Opinion
20A-CT-1178
01-27-2021
Appellant Pro Se Kevin L. Martin Pendleton, Indiana Attorneys for Appellees Theodore E. Rokita Attorney General of Indiana Abigail R. Recker Deputy Attorney General Indianapolis, Indiana
Pursuant to Ind. Appellate Rule 65(D), this Memorandum Decision shall not be regarded as precedent or cited before any court except for the purpose of establishing the defense of res judicata, collateral estoppel, or the law of the case.
Appeal from the LaPorte Circuit Court Trial Court Cause No. 46C01-2001-CT-108 The Honorable Thomas J. Alevizos, Judge
Appellant Pro Se Kevin L. Martin Pendleton, Indiana
Attorneys for Appellees Theodore E. Rokita Attorney General of Indiana Abigail R. Recker Deputy Attorney General Indianapolis, Indiana
MEMORANDUM DECISION
Brown, Judge.
[¶1] Kevin L. Martin appeals the trial court's dismissal of his complaint. We affirm.
Facts and Procedural History
[¶2] Martin is incarcerated in the Indiana Department of Correction. On January 8, 2020, Martin filed a complaint against John Galipeau, Marisha White, Kenneth Gann, Lieutenant Armstrong, Lieutenant Herr, Gary Lewis, and Officer Martin (collectively, "Defendants") which alleged that female officers monitored the shower area by camera and he was denied his expectation of privacy. His complaint cited the Fourth and Eighth Amendments to the United States Constitution and Article I of the Indiana Constitution.
[¶3] On April 17, 2020, Defendants filed a motion to dismiss under Ind. Trial Rule 12(B)(6). On April 30, 2020, the trial court issued an order granting Defendants' motion to dismiss.

——————————

* WHAT IS ASKED *
Reproduce the passage of the memorandum decision above verbatim, starting with "Appeal from the" and going on through "Brown, Judge.".

——————————

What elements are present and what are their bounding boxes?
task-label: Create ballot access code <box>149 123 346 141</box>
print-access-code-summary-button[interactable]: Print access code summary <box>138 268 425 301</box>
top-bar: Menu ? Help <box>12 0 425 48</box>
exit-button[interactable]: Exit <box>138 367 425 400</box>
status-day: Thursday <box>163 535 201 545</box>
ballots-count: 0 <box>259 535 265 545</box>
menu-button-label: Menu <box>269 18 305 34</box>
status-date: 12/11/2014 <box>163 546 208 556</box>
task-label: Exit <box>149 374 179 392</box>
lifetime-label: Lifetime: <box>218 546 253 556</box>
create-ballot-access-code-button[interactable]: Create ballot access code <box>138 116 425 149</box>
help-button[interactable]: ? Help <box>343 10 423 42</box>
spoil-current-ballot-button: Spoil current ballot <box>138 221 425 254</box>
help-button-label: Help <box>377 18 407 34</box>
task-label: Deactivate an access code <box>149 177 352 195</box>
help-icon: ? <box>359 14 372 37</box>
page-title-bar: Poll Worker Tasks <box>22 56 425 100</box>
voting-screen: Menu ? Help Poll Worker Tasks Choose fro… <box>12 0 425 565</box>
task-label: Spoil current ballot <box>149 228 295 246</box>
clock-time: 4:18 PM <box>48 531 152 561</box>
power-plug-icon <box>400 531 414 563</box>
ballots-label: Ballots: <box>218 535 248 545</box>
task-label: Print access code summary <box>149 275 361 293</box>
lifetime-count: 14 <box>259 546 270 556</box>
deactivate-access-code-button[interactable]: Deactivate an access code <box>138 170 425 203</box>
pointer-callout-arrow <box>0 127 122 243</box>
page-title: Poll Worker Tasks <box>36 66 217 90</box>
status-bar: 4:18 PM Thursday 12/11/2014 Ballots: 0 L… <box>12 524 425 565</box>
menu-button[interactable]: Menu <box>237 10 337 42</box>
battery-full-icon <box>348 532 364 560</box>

——————————

* SOLUTION TO THIS EXERCISE *
Appeal from the LaPorte Circuit Court Trial Court Cause No. 46C01-2001-CT-108 The Honorable Thomas J. Alevizos, Judge
Appellant Pro Se Kevin L. Martin Pendleton, Indiana
Attorneys for Appellees Theodore E. Rokita Attorney General of Indiana Abigail R. Recker Deputy Attorney General Indianapolis, Indiana
MEMORANDUM DECISION
Brown, Judge.